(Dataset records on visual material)
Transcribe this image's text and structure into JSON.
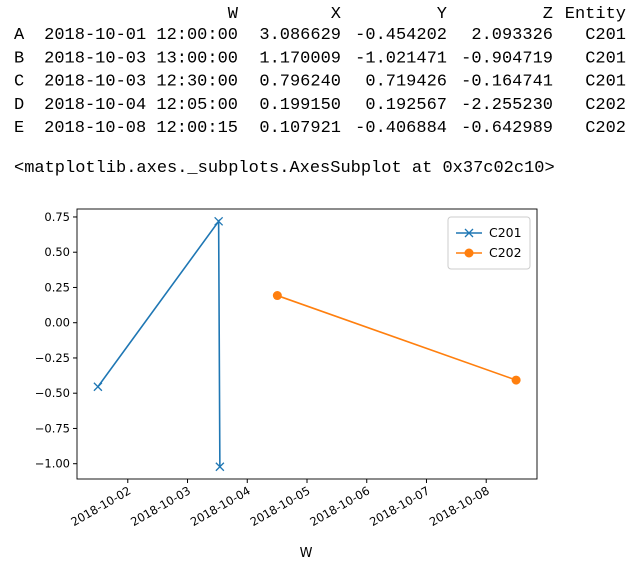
{
  "table": {
    "columns": [
      "W",
      "X",
      "Y",
      "Z",
      "Entity"
    ],
    "rows": [
      {
        "index": "A",
        "cells": [
          "2018-10-01 12:00:00",
          "3.086629",
          "-0.454202",
          "2.093326",
          "C201"
        ]
      },
      {
        "index": "B",
        "cells": [
          "2018-10-03 13:00:00",
          "1.170009",
          "-1.021471",
          "-0.904719",
          "C201"
        ]
      },
      {
        "index": "C",
        "cells": [
          "2018-10-03 12:30:00",
          "0.796240",
          "0.719426",
          "-0.164741",
          "C201"
        ]
      },
      {
        "index": "D",
        "cells": [
          "2018-10-04 12:05:00",
          "0.199150",
          "0.192567",
          "-2.255230",
          "C202"
        ]
      },
      {
        "index": "E",
        "cells": [
          "2018-10-08 12:00:15",
          "0.107921",
          "-0.406884",
          "-0.642989",
          "C202"
        ]
      }
    ]
  },
  "repr": "<matplotlib.axes._subplots.AxesSubplot at 0x37c02c10>",
  "chart_data": {
    "type": "line",
    "xlabel": "W",
    "series": [
      {
        "name": "C201",
        "color": "#1f77b4",
        "marker": "x",
        "x": [
          "2018-10-01 12:00:00",
          "2018-10-03 12:30:00",
          "2018-10-03 13:00:00"
        ],
        "values": [
          -0.454202,
          0.719426,
          -1.021471
        ]
      },
      {
        "name": "C202",
        "color": "#ff7f0e",
        "marker": "o",
        "x": [
          "2018-10-04 12:05:00",
          "2018-10-08 12:00:15"
        ],
        "values": [
          0.192567,
          -0.406884
        ]
      }
    ],
    "xlim": [
      "2018-10-01 03:36:00",
      "2018-10-08 20:24:00"
    ],
    "xticks": [
      "2018-10-02",
      "2018-10-03",
      "2018-10-04",
      "2018-10-05",
      "2018-10-06",
      "2018-10-07",
      "2018-10-08"
    ],
    "ylim": [
      -1.1085,
      0.8065
    ],
    "yticks": [
      {
        "value": -1,
        "label": "−1.00"
      },
      {
        "value": -0.75,
        "label": "−0.75"
      },
      {
        "value": -0.5,
        "label": "−0.50"
      },
      {
        "value": -0.25,
        "label": "−0.25"
      },
      {
        "value": 0,
        "label": "0.00"
      },
      0.25,
      {
        "value": 0.5,
        "label": "0.50"
      },
      0.75
    ],
    "legend": "upper right",
    "grid": false
  }
}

Your task
Scan the lines for the string "index". Pick out every line that has it.

Output of the task
        "index": "A",
        "index": "B",
        "index": "C",
        "index": "D",
        "index": "E",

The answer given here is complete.